DESCRIPTION OF THE TASK.
Among the lines below, list those containing the string "time".

RECORDS FOR THIS EXERCISE.
---+---

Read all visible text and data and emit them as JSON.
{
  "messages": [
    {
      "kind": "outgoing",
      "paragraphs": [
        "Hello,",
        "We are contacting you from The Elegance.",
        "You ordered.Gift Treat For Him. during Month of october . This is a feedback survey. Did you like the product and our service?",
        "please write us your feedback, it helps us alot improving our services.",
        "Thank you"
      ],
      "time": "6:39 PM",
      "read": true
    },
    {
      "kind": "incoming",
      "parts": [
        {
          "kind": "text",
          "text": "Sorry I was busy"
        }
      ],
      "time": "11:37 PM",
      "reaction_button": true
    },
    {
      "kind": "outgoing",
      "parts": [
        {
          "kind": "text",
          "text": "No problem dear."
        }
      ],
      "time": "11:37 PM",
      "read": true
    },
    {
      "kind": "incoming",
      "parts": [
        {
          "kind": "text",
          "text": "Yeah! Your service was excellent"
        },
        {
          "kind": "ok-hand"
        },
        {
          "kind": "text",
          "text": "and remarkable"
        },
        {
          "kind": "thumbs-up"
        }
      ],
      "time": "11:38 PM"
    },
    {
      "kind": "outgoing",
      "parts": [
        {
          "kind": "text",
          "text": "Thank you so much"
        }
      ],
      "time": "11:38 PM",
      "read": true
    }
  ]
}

---+---

OUTPUT FOR THIS TASK.
      "time": "6:39 PM",
      "time": "11:37 PM",
      "time": "11:37 PM",
      "time": "11:38 PM"
      "time": "11:38 PM",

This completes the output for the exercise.